_YOUR INSTRUCTIONS_
Output every line of the data exactly as it appears.

(Stored records)
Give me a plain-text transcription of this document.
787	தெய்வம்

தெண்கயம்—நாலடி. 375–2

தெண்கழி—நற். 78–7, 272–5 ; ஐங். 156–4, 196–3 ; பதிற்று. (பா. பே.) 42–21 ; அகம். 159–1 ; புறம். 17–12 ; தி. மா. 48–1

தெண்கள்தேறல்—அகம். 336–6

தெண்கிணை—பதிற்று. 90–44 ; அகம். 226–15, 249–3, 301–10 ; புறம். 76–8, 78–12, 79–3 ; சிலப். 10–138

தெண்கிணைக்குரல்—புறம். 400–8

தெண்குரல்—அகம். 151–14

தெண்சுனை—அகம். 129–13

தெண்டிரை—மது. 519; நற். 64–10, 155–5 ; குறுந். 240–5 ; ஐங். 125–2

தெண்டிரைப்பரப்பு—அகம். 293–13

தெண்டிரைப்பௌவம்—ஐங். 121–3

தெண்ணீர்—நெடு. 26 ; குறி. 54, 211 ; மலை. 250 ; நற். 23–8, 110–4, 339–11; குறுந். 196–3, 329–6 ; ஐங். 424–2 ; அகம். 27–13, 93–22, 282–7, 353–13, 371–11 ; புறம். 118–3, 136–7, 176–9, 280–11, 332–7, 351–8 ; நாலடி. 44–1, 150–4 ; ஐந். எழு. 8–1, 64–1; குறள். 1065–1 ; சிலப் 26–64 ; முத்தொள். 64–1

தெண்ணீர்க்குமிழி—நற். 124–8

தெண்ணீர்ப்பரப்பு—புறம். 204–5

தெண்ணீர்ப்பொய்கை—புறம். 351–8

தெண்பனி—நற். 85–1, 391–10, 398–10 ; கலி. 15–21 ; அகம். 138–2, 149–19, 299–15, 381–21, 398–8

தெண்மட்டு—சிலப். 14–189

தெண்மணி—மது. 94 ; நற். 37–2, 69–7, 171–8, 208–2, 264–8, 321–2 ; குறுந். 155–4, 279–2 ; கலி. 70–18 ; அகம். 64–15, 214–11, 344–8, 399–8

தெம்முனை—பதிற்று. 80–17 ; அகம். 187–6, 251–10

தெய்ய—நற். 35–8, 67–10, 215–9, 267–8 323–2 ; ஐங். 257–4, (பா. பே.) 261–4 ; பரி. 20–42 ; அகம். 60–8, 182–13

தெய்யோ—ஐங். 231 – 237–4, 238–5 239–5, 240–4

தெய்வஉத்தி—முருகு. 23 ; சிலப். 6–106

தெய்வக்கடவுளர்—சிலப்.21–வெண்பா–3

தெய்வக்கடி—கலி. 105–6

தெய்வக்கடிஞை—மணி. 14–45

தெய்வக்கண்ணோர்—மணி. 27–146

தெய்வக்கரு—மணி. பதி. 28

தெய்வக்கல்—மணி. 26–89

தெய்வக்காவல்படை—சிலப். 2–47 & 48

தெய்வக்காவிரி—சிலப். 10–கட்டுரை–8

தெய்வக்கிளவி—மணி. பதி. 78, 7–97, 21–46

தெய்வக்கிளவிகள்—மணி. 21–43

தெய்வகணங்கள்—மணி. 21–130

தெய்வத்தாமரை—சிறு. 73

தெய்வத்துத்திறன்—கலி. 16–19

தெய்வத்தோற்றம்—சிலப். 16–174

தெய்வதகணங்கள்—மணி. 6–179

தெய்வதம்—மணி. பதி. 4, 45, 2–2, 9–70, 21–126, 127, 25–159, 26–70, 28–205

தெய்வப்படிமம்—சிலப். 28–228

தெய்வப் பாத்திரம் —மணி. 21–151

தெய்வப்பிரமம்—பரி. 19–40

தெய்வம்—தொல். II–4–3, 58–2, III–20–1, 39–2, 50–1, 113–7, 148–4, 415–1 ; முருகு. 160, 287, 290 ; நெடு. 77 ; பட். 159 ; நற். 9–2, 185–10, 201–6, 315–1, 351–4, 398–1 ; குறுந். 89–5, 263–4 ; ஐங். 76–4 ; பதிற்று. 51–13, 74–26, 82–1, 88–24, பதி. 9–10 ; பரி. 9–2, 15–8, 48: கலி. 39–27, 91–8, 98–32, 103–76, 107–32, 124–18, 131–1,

_IN RESPONSE_
Give me a plain-text transcription of this document.
787	தெய்வம்

தெண்கயம்—நாலடி. 375–2

தெண்கழி—நற். 78–7, 272–5 ; ஐங். 156–4, 196–3 ; பதிற்று. (பா. பே.) 42–21 ; அகம். 159–1 ; புறம். 17–12 ; தி. மா. 48–1

தெண்கள்தேறல்—அகம். 336–6

தெண்கிணை—பதிற்று. 90–44 ; அகம். 226–15, 249–3, 301–10 ; புறம். 76–8, 78–12, 79–3 ; சிலப். 10–138

தெண்கிணைக்குரல்—புறம். 400–8

தெண்குரல்—அகம். 151–14

தெண்சுனை—அகம். 129–13

தெண்டிரை—மது. 519; நற். 64–10, 155–5 ; குறுந். 240–5 ; ஐங். 125–2

தெண்டிரைப்பரப்பு—அகம். 293–13

தெண்டிரைப்பௌவம்—ஐங். 121–3

தெண்ணீர்—நெடு. 26 ; குறி. 54, 211 ; மலை. 250 ; நற். 23–8, 110–4, 339–11; குறுந். 196–3, 329–6 ; ஐங். 424–2 ; அகம். 27–13, 93–22, 282–7, 353–13, 371–11 ; புறம். 118–3, 136–7, 176–9, 280–11, 332–7, 351–8 ; நாலடி. 44–1, 150–4 ; ஐந். எழு. 8–1, 64–1; குறள். 1065–1 ; சிலப் 26–64 ; முத்தொள். 64–1

தெண்ணீர்க்குமிழி—நற். 124–8

தெண்ணீர்ப்பரப்பு—புறம். 204–5

தெண்ணீர்ப்பொய்கை—புறம். 351–8

தெண்பனி—நற். 85–1, 391–10, 398–10 ; கலி. 15–21 ; அகம். 138–2, 149–19, 299–15, 381–21, 398–8

தெண்மட்டு—சிலப். 14–189

தெண்மணி—மது. 94 ; நற். 37–2, 69–7, 171–8, 208–2, 264–8, 321–2 ; குறுந். 155–4, 279–2 ; கலி. 70–18 ; அகம். 64–15, 214–11, 344–8, 399–8

தெம்முனை—பதிற்று. 80–17 ; அகம். 187–6, 251–10

தெய்ய—நற். 35–8, 67–10, 215–9, 267–8 323–2 ; ஐங். 257–4, (பா. பே.) 261–4 ; பரி. 20–42 ; அகம். 60–8, 182–13

தெய்யோ—ஐங். 231 – 237–4, 238–5 239–5, 240–4

தெய்வஉத்தி—முருகு. 23 ; சிலப். 6–106

தெய்வக்கடவுளர்—சிலப்.21–வெண்பா–3

தெய்வக்கடி—கலி. 105–6

தெய்வக்கடிஞை—மணி. 14–45

தெய்வக்கண்ணோர்—மணி. 27–146

தெய்வக்கரு—மணி. பதி. 28

தெய்வக்கல்—மணி. 26–89

தெய்வக்காவல்படை—சிலப். 2–47 & 48

தெய்வக்காவிரி—சிலப். 10–கட்டுரை–8

தெய்வக்கிளவி—மணி. பதி. 78, 7–97, 21–46

தெய்வக்கிளவிகள்—மணி. 21–43

தெய்வகணங்கள்—மணி. 21–130

தெய்வத்தாமரை—சிறு. 73

தெய்வத்துத்திறன்—கலி. 16–19

தெய்வத்தோற்றம்—சிலப். 16–174

தெய்வதகணங்கள்—மணி. 6–179

தெய்வதம்—மணி. பதி. 4, 45, 2–2, 9–70, 21–126, 127, 25–159, 26–70, 28–205

தெய்வப்படிமம்—சிலப். 28–228

தெய்வப் பாத்திரம் —மணி. 21–151

தெய்வப்பிரமம்—பரி. 19–40

தெய்வம்—தொல். II–4–3, 58–2, III–20–1, 39–2, 50–1, 113–7, 148–4, 415–1 ; முருகு. 160, 287, 290 ; நெடு. 77 ; பட். 159 ; நற். 9–2, 185–10, 201–6, 315–1, 351–4, 398–1 ; குறுந். 89–5, 263–4 ; ஐங். 76–4 ; பதிற்று. 51–13, 74–26, 82–1, 88–24, பதி. 9–10 ; பரி. 9–2, 15–8, 48: கலி. 39–27, 91–8, 98–32, 103–76, 107–32, 124–18, 131–1,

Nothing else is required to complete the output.